* _THE EXERCISE_
Assemble all lines in which the string "Breckland" appears.

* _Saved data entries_
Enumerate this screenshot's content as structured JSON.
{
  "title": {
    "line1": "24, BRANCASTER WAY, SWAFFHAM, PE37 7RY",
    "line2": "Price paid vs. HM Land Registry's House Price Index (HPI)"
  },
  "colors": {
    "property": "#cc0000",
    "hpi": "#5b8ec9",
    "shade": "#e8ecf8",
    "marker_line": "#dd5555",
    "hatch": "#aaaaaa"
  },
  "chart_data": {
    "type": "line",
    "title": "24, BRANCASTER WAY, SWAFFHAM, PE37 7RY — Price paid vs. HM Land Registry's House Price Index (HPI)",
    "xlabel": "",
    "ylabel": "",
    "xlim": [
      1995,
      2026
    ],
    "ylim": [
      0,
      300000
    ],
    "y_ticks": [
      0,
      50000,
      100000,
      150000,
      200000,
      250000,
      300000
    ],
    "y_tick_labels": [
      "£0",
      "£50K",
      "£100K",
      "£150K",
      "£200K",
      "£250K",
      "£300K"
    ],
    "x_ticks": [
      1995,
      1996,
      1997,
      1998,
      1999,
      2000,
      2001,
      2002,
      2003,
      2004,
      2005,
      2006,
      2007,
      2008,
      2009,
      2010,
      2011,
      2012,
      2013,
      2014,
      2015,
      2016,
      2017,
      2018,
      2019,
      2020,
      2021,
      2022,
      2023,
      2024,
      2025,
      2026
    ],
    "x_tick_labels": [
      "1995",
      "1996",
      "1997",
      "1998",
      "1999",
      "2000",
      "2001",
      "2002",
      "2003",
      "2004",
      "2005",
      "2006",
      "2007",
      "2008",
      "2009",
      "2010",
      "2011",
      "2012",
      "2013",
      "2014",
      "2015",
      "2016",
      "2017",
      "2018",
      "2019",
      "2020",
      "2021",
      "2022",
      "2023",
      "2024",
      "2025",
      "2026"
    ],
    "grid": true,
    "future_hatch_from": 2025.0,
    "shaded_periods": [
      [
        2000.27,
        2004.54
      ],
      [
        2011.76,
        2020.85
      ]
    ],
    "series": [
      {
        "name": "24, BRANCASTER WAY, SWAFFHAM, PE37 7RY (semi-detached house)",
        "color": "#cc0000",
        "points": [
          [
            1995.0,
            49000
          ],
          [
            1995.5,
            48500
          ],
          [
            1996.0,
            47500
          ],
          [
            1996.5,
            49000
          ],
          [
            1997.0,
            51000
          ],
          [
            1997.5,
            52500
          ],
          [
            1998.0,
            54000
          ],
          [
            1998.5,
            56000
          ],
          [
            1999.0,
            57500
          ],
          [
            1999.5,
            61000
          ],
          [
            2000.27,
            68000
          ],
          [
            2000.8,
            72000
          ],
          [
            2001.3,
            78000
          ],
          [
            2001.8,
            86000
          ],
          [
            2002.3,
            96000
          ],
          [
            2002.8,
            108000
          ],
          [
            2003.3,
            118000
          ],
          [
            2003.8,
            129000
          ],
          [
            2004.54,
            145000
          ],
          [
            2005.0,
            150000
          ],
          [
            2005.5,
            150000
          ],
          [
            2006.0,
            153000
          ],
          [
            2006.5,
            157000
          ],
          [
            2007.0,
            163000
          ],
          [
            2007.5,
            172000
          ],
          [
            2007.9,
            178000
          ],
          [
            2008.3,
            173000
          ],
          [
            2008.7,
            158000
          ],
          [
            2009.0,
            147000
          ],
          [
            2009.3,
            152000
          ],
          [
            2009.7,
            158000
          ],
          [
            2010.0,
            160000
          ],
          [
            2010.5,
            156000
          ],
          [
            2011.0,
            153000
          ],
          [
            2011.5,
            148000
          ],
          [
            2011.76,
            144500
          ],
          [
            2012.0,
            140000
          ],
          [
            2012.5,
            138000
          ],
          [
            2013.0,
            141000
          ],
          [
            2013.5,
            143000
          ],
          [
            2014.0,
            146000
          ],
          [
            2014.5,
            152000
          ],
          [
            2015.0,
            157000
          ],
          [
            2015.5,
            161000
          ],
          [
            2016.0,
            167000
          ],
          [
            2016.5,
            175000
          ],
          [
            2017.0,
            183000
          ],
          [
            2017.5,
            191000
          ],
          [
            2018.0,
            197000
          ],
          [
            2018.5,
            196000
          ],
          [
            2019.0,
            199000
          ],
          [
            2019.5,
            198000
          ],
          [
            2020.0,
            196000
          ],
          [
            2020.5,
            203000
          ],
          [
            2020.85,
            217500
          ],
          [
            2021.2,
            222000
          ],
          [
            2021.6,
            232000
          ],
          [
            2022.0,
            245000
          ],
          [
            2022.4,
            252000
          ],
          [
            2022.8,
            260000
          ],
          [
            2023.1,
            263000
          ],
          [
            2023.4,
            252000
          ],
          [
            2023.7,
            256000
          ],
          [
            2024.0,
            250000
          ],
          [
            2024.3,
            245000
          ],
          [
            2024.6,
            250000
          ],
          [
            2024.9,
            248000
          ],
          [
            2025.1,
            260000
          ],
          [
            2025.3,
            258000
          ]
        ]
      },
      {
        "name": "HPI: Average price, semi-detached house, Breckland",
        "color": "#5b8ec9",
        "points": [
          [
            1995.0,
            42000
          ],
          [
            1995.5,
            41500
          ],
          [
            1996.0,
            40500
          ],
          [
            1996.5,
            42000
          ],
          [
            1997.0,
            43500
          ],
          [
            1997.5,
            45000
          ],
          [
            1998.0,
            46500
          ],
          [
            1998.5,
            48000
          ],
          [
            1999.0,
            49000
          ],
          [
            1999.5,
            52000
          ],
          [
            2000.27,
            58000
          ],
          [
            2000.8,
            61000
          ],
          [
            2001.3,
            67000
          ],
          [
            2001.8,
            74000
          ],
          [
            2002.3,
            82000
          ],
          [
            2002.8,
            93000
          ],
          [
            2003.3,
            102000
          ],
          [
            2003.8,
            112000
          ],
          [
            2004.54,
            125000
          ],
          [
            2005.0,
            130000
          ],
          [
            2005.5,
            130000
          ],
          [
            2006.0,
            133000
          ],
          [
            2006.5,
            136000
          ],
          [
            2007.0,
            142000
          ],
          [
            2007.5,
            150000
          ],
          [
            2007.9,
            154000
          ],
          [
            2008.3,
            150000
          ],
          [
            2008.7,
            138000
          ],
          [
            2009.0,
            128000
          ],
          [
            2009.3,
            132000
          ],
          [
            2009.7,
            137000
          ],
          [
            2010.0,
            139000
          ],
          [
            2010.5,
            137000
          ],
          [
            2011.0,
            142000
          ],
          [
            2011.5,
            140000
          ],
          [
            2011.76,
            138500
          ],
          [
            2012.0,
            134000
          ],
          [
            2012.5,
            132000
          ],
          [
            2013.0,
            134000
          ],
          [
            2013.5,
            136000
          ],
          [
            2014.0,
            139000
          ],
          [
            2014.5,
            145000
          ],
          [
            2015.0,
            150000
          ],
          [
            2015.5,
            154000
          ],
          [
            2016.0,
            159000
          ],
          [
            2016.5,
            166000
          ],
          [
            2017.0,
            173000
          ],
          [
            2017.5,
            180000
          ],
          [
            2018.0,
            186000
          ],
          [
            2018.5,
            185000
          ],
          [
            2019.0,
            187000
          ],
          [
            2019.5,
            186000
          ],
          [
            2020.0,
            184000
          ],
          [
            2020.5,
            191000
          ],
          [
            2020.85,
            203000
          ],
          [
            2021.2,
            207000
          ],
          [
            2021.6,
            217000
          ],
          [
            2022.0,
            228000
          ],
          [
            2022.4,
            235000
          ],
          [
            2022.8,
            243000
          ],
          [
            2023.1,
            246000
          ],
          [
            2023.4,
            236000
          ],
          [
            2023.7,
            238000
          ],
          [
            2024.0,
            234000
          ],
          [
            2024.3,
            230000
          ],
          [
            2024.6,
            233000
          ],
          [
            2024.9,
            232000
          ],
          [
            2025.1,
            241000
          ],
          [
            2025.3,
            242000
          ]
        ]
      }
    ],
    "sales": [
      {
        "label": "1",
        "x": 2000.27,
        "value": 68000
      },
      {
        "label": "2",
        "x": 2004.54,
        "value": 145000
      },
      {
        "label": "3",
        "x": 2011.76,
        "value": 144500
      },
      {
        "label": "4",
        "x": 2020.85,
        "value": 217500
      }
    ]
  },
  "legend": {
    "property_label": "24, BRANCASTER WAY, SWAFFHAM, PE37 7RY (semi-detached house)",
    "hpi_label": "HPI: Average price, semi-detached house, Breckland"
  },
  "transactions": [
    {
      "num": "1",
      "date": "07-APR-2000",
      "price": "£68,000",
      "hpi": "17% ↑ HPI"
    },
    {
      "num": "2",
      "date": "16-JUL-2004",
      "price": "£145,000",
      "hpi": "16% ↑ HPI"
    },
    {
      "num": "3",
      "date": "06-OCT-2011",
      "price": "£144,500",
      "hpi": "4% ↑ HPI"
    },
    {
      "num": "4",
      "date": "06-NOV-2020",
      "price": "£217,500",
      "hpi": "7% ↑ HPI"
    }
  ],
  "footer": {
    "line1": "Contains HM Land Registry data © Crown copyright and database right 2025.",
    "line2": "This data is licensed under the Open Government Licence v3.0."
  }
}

* _RESULT_
        "name": "HPI: Average price, semi-detached house, Breckland",
    "hpi_label": "HPI: Average price, semi-detached house, Breckland"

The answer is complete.